=== REQUIRED WORK ===
Quote the listing in full, exactly as given, minus any pictures.

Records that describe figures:
┌────────

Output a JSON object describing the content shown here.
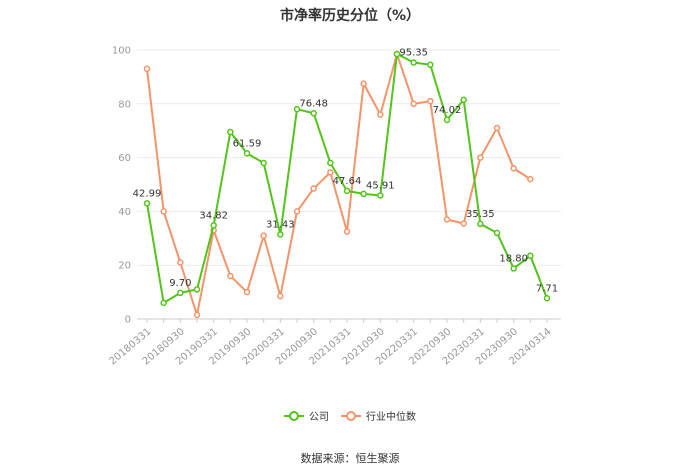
{
  "chart_data": {
    "type": "line",
    "title": "市净率历史分位（%）",
    "xlabel": "",
    "ylabel": "",
    "ylim": [
      0,
      100
    ],
    "yticks": [
      0,
      20,
      40,
      60,
      80,
      100
    ],
    "grid": true,
    "legend_position": "bottom",
    "categories": [
      "20180331",
      "20180630",
      "20180930",
      "20181231",
      "20190331",
      "20190630",
      "20190930",
      "20191231",
      "20200331",
      "20200630",
      "20200930",
      "20201231",
      "20210331",
      "20210630",
      "20210930",
      "20211231",
      "20220331",
      "20220630",
      "20220930",
      "20221231",
      "20230331",
      "20230630",
      "20230930",
      "20231231",
      "20240314"
    ],
    "x_tick_labels": [
      "20180331",
      "20180930",
      "20190331",
      "20190930",
      "20200331",
      "20200930",
      "20210331",
      "20210930",
      "20220331",
      "20220930",
      "20230331",
      "20230930",
      "20240314"
    ],
    "series": [
      {
        "name": "公司",
        "color": "#52c41a",
        "values": [
          42.99,
          6,
          9.7,
          11,
          34.82,
          69.5,
          61.59,
          58,
          31.43,
          78,
          76.48,
          58,
          47.64,
          46.5,
          45.91,
          98.5,
          95.35,
          94.5,
          74.02,
          81.5,
          35.35,
          32,
          18.8,
          23.5,
          7.71
        ],
        "data_labels": {
          "0": "42.99",
          "2": "9.70",
          "4": "34.82",
          "6": "61.59",
          "8": "31.43",
          "10": "76.48",
          "12": "47.64",
          "14": "45.91",
          "16": "95.35",
          "18": "74.02",
          "20": "35.35",
          "22": "18.80",
          "24": "7.71"
        }
      },
      {
        "name": "行业中位数",
        "color": "#f4946a",
        "values": [
          93,
          40,
          21,
          1.5,
          33,
          16,
          10,
          31,
          8.5,
          40,
          48.5,
          54.5,
          32.5,
          87.5,
          76,
          98.5,
          80,
          81,
          37,
          35.5,
          60,
          71,
          56,
          52,
          null
        ]
      }
    ]
  },
  "source": "数据来源：恒生聚源"
}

└────────

=== SOLVED PROBLEM ===
Output a JSON object describing the content shown here.
{
  "chart_data": {
    "type": "line",
    "title": "市净率历史分位（%）",
    "xlabel": "",
    "ylabel": "",
    "ylim": [
      0,
      100
    ],
    "yticks": [
      0,
      20,
      40,
      60,
      80,
      100
    ],
    "grid": true,
    "legend_position": "bottom",
    "categories": [
      "20180331",
      "20180630",
      "20180930",
      "20181231",
      "20190331",
      "20190630",
      "20190930",
      "20191231",
      "20200331",
      "20200630",
      "20200930",
      "20201231",
      "20210331",
      "20210630",
      "20210930",
      "20211231",
      "20220331",
      "20220630",
      "20220930",
      "20221231",
      "20230331",
      "20230630",
      "20230930",
      "20231231",
      "20240314"
    ],
    "x_tick_labels": [
      "20180331",
      "20180930",
      "20190331",
      "20190930",
      "20200331",
      "20200930",
      "20210331",
      "20210930",
      "20220331",
      "20220930",
      "20230331",
      "20230930",
      "20240314"
    ],
    "series": [
      {
        "name": "公司",
        "color": "#52c41a",
        "values": [
          42.99,
          6,
          9.7,
          11,
          34.82,
          69.5,
          61.59,
          58,
          31.43,
          78,
          76.48,
          58,
          47.64,
          46.5,
          45.91,
          98.5,
          95.35,
          94.5,
          74.02,
          81.5,
          35.35,
          32,
          18.8,
          23.5,
          7.71
        ],
        "data_labels": {
          "0": "42.99",
          "2": "9.70",
          "4": "34.82",
          "6": "61.59",
          "8": "31.43",
          "10": "76.48",
          "12": "47.64",
          "14": "45.91",
          "16": "95.35",
          "18": "74.02",
          "20": "35.35",
          "22": "18.80",
          "24": "7.71"
        }
      },
      {
        "name": "行业中位数",
        "color": "#f4946a",
        "values": [
          93,
          40,
          21,
          1.5,
          33,
          16,
          10,
          31,
          8.5,
          40,
          48.5,
          54.5,
          32.5,
          87.5,
          76,
          98.5,
          80,
          81,
          37,
          35.5,
          60,
          71,
          56,
          52,
          null
        ]
      }
    ]
  },
  "source": "数据来源：恒生聚源"
}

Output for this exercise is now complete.